DATA FOR THIS TASK:
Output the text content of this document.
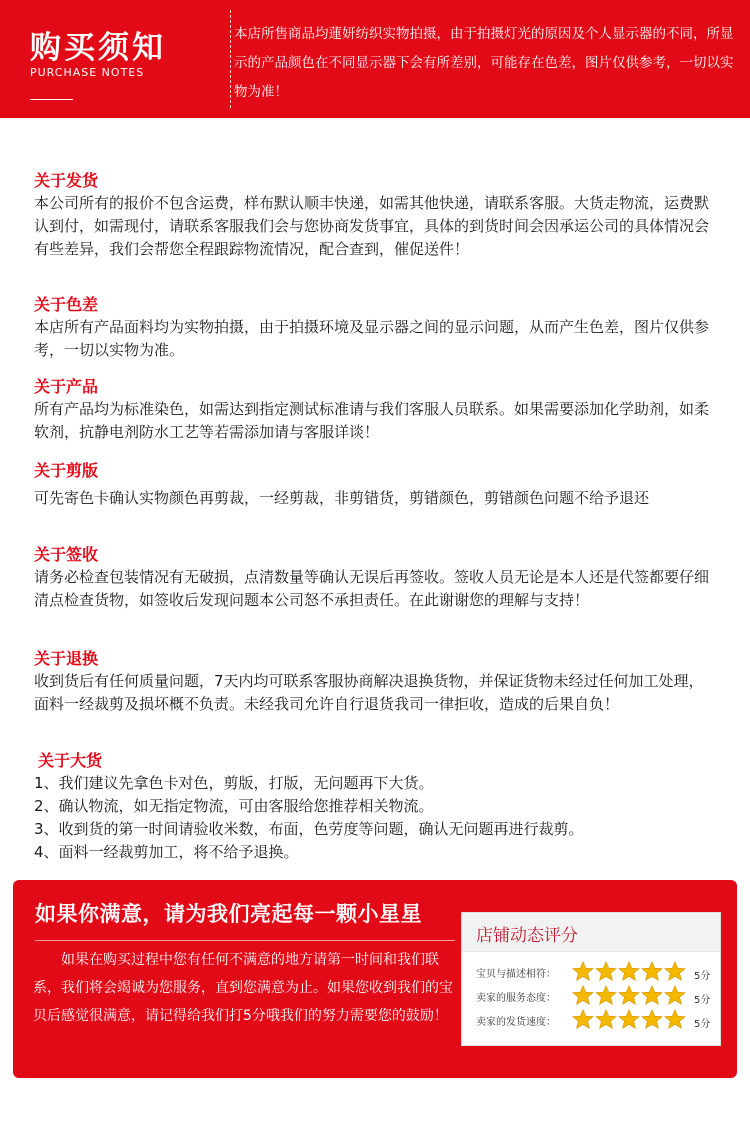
购买须知
PURCHASE NOTES
本店所售商品均蓮妍纺织实物拍摄，由于拍摄灯光的原因及个人显示器的不同，所显示的产品颜色在不同显示器下会有所差别，可能存在色差，图片仅供参考，一切以实物为准！
关于发货
本公司所有的报价不包含运费，样布默认顺丰快递，如需其他快递，请联系客服。大货走物流，运费默认到付，如需现付，请联系客服我们会与您协商发货事宜，具体的到货时间会因承运公司的具体情况会有些差异，我们会帮您全程跟踪物流情况，配合查到，催促送件！
关于色差
本店所有产品面料均为实物拍摄，由于拍摄环境及显示器之间的显示问题，从而产生色差，图片仅供参考，一切以实物为准。
关于产品
所有产品均为标准染色，如需达到指定测试标准请与我们客服人员联系。如果需要添加化学助剂，如柔软剂，抗静电剂防水工艺等若需添加请与客服详谈！
关于剪版
可先寄色卡确认实物颜色再剪裁，一经剪裁，非剪错货，剪错颜色，剪错颜色问题不给予退还
关于签收
请务必检查包装情况有无破损，点清数量等确认无误后再签收。签收人员无论是本人还是代签都要仔细清点检查货物，如签收后发现问题本公司怒不承担责任。在此谢谢您的理解与支持！
关于退换
收到货后有任何质量问题，7天内均可联系客服协商解决退换货物，并保证货物未经过任何加工处理，面料一经裁剪及损坏概不负责。未经我司允许自行退货我司一律拒收，造成的后果自负！
关于大货
1、我们建议先拿色卡对色，剪版，打版，无问题再下大货。
2、确认物流，如无指定物流，可由客服给您推荐相关物流。
3、收到货的第一时间请验收米数，布面，色劳度等问题，确认无问题再进行裁剪。
4、面料一经裁剪加工，将不给予退换。
如果你满意，请为我们亮起每一颗小星星
如果在购买过程中您有任何不满意的地方请第一时间和我们联系，我们将会竭诚为您服务，直到您满意为止。如果您收到我们的宝贝后感觉很满意，请记得给我们打5分哦我们的努力需要您的鼓励！
店铺动态评分
宝贝与描述相符：	5分
卖家的服务态度：	5分
卖家的发货速度：	5分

TASK DETAILS:
Omit any images, then output the listing exactly.

THE OUTPUT:
Output the text content of this document.
购买须知
PURCHASE NOTES
本店所售商品均蓮妍纺织实物拍摄，由于拍摄灯光的原因及个人显示器的不同，所显示的产品颜色在不同显示器下会有所差别，可能存在色差，图片仅供参考，一切以实物为准！
关于发货
本公司所有的报价不包含运费，样布默认顺丰快递，如需其他快递，请联系客服。大货走物流，运费默认到付，如需现付，请联系客服我们会与您协商发货事宜，具体的到货时间会因承运公司的具体情况会有些差异，我们会帮您全程跟踪物流情况，配合查到，催促送件！
关于色差
本店所有产品面料均为实物拍摄，由于拍摄环境及显示器之间的显示问题，从而产生色差，图片仅供参考，一切以实物为准。
关于产品
所有产品均为标准染色，如需达到指定测试标准请与我们客服人员联系。如果需要添加化学助剂，如柔软剂，抗静电剂防水工艺等若需添加请与客服详谈！
关于剪版
可先寄色卡确认实物颜色再剪裁，一经剪裁，非剪错货，剪错颜色，剪错颜色问题不给予退还
关于签收
请务必检查包装情况有无破损，点清数量等确认无误后再签收。签收人员无论是本人还是代签都要仔细清点检查货物，如签收后发现问题本公司怒不承担责任。在此谢谢您的理解与支持！
关于退换
收到货后有任何质量问题，7天内均可联系客服协商解决退换货物，并保证货物未经过任何加工处理，面料一经裁剪及损坏概不负责。未经我司允许自行退货我司一律拒收，造成的后果自负！
关于大货
1、我们建议先拿色卡对色，剪版，打版，无问题再下大货。
2、确认物流，如无指定物流，可由客服给您推荐相关物流。
3、收到货的第一时间请验收米数，布面，色劳度等问题，确认无问题再进行裁剪。
4、面料一经裁剪加工，将不给予退换。
如果你满意，请为我们亮起每一颗小星星
如果在购买过程中您有任何不满意的地方请第一时间和我们联系，我们将会竭诚为您服务，直到您满意为止。如果您收到我们的宝贝后感觉很满意，请记得给我们打5分哦我们的努力需要您的鼓励！
店铺动态评分
宝贝与描述相符：	5分
卖家的服务态度：	5分
卖家的发货速度：	5分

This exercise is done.